* _Set exercise_:
Copy out all the entries word for word.

Saved entries:
□ □ □ □ □ □ □

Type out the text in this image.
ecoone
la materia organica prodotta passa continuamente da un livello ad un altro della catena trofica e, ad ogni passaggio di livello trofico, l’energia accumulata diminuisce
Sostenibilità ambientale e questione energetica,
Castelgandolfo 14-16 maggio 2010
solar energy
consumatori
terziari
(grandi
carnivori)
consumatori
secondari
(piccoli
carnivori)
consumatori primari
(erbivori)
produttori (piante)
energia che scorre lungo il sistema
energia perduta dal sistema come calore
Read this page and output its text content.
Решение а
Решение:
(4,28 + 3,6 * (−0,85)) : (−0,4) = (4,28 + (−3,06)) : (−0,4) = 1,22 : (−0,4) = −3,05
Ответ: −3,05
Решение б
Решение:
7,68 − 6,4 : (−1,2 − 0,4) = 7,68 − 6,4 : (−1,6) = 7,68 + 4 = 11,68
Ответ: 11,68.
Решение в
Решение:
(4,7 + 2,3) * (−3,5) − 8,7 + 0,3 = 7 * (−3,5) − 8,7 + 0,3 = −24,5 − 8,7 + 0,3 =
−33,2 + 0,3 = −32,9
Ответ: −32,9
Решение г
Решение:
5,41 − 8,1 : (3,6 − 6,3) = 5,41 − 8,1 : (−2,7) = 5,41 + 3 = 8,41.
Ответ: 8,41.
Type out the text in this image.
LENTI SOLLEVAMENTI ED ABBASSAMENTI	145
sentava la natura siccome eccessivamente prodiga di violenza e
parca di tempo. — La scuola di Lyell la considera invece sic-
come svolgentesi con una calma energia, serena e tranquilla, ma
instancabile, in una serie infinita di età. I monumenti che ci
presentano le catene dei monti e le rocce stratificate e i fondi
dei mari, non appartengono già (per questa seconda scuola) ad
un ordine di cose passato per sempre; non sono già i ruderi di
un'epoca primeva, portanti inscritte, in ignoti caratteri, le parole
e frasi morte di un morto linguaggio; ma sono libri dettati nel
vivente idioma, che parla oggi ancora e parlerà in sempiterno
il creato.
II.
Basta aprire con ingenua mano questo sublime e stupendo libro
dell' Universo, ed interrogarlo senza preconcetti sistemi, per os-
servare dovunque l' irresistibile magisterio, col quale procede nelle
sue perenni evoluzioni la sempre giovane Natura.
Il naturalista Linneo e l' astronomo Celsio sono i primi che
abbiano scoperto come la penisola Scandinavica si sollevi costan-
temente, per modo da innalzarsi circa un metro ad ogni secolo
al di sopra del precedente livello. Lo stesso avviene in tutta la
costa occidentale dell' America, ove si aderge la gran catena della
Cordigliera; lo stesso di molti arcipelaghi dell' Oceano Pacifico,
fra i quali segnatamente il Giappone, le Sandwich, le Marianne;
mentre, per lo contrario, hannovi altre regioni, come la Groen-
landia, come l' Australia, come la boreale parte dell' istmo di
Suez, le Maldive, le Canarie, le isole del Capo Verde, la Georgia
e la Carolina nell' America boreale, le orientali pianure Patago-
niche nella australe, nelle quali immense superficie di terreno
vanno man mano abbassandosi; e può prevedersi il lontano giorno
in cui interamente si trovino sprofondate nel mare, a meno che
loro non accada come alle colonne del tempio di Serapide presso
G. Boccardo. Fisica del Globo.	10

□ □ □ □ □ □ □

* _Task result_:
Type out the text in this image.
ecoone
la materia organica prodotta passa continuamente da un livello ad un altro della catena trofica e, ad ogni passaggio di livello trofico, l’energia accumulata diminuisce
Sostenibilità ambientale e questione energetica,
Castelgandolfo 14-16 maggio 2010
solar energy
consumatori
terziari
(grandi
carnivori)
consumatori
secondari
(piccoli
carnivori)
consumatori primari
(erbivori)
produttori (piante)
energia che scorre lungo il sistema
energia perduta dal sistema come calore
Read this page and output its text content.
Решение а
Решение:
(4,28 + 3,6 * (−0,85)) : (−0,4) = (4,28 + (−3,06)) : (−0,4) = 1,22 : (−0,4) = −3,05
Ответ: −3,05
Решение б
Решение:
7,68 − 6,4 : (−1,2 − 0,4) = 7,68 − 6,4 : (−1,6) = 7,68 + 4 = 11,68
Ответ: 11,68.
Решение в
Решение:
(4,7 + 2,3) * (−3,5) − 8,7 + 0,3 = 7 * (−3,5) − 8,7 + 0,3 = −24,5 − 8,7 + 0,3 =
−33,2 + 0,3 = −32,9
Ответ: −32,9
Решение г
Решение:
5,41 − 8,1 : (3,6 − 6,3) = 5,41 − 8,1 : (−2,7) = 5,41 + 3 = 8,41.
Ответ: 8,41.
Type out the text in this image.
LENTI SOLLEVAMENTI ED ABBASSAMENTI	145
sentava la natura siccome eccessivamente prodiga di violenza e
parca di tempo. — La scuola di Lyell la considera invece sic-
come svolgentesi con una calma energia, serena e tranquilla, ma
instancabile, in una serie infinita di età. I monumenti che ci
presentano le catene dei monti e le rocce stratificate e i fondi
dei mari, non appartengono già (per questa seconda scuola) ad
un ordine di cose passato per sempre; non sono già i ruderi di
un'epoca primeva, portanti inscritte, in ignoti caratteri, le parole
e frasi morte di un morto linguaggio; ma sono libri dettati nel
vivente idioma, che parla oggi ancora e parlerà in sempiterno
il creato.
II.
Basta aprire con ingenua mano questo sublime e stupendo libro
dell' Universo, ed interrogarlo senza preconcetti sistemi, per os-
servare dovunque l' irresistibile magisterio, col quale procede nelle
sue perenni evoluzioni la sempre giovane Natura.
Il naturalista Linneo e l' astronomo Celsio sono i primi che
abbiano scoperto come la penisola Scandinavica si sollevi costan-
temente, per modo da innalzarsi circa un metro ad ogni secolo
al di sopra del precedente livello. Lo stesso avviene in tutta la
costa occidentale dell' America, ove si aderge la gran catena della
Cordigliera; lo stesso di molti arcipelaghi dell' Oceano Pacifico,
fra i quali segnatamente il Giappone, le Sandwich, le Marianne;
mentre, per lo contrario, hannovi altre regioni, come la Groen-
landia, come l' Australia, come la boreale parte dell' istmo di
Suez, le Maldive, le Canarie, le isole del Capo Verde, la Georgia
e la Carolina nell' America boreale, le orientali pianure Patago-
niche nella australe, nelle quali immense superficie di terreno
vanno man mano abbassandosi; e può prevedersi il lontano giorno
in cui interamente si trovino sprofondate nel mare, a meno che
loro non accada come alle colonne del tempio di Serapide presso
G. Boccardo. Fisica del Globo.	10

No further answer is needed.